►

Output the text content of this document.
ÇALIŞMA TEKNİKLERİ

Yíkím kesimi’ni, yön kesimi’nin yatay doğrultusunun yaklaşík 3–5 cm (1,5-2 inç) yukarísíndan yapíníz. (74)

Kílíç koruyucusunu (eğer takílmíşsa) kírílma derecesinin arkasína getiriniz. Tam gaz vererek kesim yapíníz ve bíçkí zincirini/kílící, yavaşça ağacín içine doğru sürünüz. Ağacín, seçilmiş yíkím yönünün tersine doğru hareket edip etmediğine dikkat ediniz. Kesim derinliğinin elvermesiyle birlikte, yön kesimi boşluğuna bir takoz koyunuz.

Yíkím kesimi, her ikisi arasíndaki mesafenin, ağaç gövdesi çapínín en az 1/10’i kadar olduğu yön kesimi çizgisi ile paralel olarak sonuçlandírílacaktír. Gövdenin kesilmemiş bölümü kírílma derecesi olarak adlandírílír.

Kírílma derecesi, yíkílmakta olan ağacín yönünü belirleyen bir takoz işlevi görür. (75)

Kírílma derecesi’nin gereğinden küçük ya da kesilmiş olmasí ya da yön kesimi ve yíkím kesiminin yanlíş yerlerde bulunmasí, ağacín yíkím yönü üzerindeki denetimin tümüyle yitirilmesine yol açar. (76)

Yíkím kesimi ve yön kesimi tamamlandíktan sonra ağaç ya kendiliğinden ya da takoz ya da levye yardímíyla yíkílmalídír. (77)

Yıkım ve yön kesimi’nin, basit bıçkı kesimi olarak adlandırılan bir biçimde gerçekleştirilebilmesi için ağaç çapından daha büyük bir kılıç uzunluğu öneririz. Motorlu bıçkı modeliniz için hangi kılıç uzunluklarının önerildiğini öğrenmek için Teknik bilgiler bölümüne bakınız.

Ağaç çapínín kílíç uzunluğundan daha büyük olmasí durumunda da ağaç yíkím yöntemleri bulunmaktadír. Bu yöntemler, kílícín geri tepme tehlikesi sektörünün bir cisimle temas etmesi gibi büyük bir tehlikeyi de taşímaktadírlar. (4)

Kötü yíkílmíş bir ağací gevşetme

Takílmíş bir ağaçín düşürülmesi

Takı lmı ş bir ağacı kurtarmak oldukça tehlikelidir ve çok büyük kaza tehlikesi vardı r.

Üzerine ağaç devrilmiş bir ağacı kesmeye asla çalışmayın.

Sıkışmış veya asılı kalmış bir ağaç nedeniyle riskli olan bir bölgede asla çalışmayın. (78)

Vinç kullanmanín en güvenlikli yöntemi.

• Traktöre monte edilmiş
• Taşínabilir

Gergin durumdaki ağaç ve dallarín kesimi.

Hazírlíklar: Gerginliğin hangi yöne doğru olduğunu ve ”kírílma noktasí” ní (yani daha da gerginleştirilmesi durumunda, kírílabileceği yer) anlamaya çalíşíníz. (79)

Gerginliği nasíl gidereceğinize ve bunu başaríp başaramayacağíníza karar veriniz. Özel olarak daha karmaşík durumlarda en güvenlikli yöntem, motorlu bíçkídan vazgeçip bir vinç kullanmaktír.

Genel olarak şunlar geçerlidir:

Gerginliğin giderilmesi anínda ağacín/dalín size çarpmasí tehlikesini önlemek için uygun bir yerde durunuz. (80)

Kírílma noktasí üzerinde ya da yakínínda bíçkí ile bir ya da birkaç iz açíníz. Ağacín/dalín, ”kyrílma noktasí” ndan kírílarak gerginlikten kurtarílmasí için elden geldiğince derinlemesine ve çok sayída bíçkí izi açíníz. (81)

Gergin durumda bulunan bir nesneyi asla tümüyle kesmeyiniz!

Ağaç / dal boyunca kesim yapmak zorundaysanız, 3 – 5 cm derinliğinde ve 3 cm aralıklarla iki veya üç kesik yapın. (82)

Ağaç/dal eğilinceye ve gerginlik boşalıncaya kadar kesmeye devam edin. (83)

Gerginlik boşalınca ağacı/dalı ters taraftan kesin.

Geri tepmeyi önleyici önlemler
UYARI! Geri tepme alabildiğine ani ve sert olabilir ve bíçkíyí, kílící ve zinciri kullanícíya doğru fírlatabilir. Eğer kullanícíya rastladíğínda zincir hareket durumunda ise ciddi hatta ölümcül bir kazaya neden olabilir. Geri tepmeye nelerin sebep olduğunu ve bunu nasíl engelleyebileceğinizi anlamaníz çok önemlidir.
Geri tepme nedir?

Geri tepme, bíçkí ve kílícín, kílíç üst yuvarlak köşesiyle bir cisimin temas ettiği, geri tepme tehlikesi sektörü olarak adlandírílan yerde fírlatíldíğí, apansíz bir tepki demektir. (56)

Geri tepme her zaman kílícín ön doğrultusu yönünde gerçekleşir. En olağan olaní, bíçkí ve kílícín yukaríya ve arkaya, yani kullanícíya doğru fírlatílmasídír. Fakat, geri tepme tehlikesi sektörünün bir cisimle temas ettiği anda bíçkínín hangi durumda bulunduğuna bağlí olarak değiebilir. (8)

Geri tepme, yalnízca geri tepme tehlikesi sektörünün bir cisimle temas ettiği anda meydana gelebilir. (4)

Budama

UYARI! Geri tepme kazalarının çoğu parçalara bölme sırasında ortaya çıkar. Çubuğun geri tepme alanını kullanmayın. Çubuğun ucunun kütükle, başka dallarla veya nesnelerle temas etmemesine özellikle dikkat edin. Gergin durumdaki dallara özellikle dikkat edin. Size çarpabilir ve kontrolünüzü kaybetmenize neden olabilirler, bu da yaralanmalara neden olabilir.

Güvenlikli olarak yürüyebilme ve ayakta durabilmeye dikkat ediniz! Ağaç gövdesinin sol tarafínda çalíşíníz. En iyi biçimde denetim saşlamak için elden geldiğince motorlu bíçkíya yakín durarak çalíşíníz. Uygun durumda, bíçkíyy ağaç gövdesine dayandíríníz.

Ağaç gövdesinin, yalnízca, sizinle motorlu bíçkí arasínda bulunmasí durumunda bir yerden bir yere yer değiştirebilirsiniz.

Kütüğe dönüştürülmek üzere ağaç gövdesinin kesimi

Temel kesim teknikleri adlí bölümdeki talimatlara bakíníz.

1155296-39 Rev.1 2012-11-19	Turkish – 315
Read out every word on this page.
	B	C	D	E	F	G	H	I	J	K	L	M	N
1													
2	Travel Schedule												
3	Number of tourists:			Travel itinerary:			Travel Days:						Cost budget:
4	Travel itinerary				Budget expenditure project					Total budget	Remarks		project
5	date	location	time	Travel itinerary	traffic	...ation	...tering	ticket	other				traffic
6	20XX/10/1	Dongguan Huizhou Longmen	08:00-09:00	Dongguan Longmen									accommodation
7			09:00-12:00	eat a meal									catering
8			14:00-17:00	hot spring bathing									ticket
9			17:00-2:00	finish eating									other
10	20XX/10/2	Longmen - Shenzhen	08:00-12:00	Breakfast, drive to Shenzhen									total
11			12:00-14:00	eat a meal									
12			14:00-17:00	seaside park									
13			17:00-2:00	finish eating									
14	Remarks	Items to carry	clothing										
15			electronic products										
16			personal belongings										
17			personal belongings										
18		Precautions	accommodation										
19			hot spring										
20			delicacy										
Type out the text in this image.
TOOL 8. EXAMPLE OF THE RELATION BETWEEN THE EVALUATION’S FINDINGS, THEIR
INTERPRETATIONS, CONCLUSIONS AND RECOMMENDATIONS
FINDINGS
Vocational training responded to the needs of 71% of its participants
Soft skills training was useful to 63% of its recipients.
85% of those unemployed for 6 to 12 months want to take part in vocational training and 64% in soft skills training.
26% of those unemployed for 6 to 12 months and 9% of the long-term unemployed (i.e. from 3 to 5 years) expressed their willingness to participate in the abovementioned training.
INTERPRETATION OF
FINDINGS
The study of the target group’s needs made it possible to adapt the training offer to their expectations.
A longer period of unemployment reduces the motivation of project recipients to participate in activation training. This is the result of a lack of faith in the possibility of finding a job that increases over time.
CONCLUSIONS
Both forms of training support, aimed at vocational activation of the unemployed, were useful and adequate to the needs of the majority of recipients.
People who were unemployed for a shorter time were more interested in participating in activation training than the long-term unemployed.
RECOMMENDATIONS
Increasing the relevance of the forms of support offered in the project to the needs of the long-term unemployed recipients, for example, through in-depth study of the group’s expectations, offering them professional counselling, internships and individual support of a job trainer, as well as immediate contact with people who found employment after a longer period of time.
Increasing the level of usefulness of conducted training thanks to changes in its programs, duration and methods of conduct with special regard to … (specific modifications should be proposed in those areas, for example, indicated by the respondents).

◄

_WRITTEN INSTRUCTION_
Lines containing the word "kesmeye" must all be returned from the material above.

_RESPONSE TO THIS TASK_
Üzerine ağaç devrilmiş bir ağacı kesmeye asla çalışmayın.
Ağaç/dal eğilinceye ve gerginlik boşalıncaya kadar kesmeye devam edin. (83)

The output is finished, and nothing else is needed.